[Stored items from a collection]
[Begin]
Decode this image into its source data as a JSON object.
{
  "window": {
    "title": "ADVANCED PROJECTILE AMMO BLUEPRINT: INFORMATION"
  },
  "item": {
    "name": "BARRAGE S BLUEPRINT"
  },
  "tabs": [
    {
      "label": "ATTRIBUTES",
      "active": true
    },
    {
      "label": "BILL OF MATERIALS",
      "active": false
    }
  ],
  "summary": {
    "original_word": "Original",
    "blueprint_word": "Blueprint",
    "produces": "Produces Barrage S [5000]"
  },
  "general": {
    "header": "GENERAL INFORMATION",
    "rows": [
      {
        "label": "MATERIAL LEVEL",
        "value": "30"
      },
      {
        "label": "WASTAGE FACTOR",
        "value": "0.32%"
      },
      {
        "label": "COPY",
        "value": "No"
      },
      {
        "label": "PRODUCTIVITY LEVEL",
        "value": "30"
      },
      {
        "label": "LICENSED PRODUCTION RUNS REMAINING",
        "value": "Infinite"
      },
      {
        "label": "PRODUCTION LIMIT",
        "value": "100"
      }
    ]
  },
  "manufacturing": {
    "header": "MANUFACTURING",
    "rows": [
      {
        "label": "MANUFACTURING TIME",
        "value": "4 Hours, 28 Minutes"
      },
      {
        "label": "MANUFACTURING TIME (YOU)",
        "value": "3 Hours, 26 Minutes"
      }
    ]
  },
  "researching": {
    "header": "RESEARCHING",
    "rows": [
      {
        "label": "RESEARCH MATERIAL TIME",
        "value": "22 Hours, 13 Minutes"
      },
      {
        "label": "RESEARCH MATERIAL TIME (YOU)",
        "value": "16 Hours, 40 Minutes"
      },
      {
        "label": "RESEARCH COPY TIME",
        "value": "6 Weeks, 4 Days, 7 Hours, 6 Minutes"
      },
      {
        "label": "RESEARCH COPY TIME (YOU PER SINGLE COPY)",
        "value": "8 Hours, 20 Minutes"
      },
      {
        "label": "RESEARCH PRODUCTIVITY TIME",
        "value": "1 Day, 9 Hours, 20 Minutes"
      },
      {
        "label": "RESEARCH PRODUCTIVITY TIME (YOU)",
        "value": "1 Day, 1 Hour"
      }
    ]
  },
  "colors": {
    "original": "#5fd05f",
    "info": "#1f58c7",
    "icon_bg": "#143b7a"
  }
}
[End]
What you need to do: Give the number of lines that hold the word "COPY" in these records, with nothing added.

Final result: 3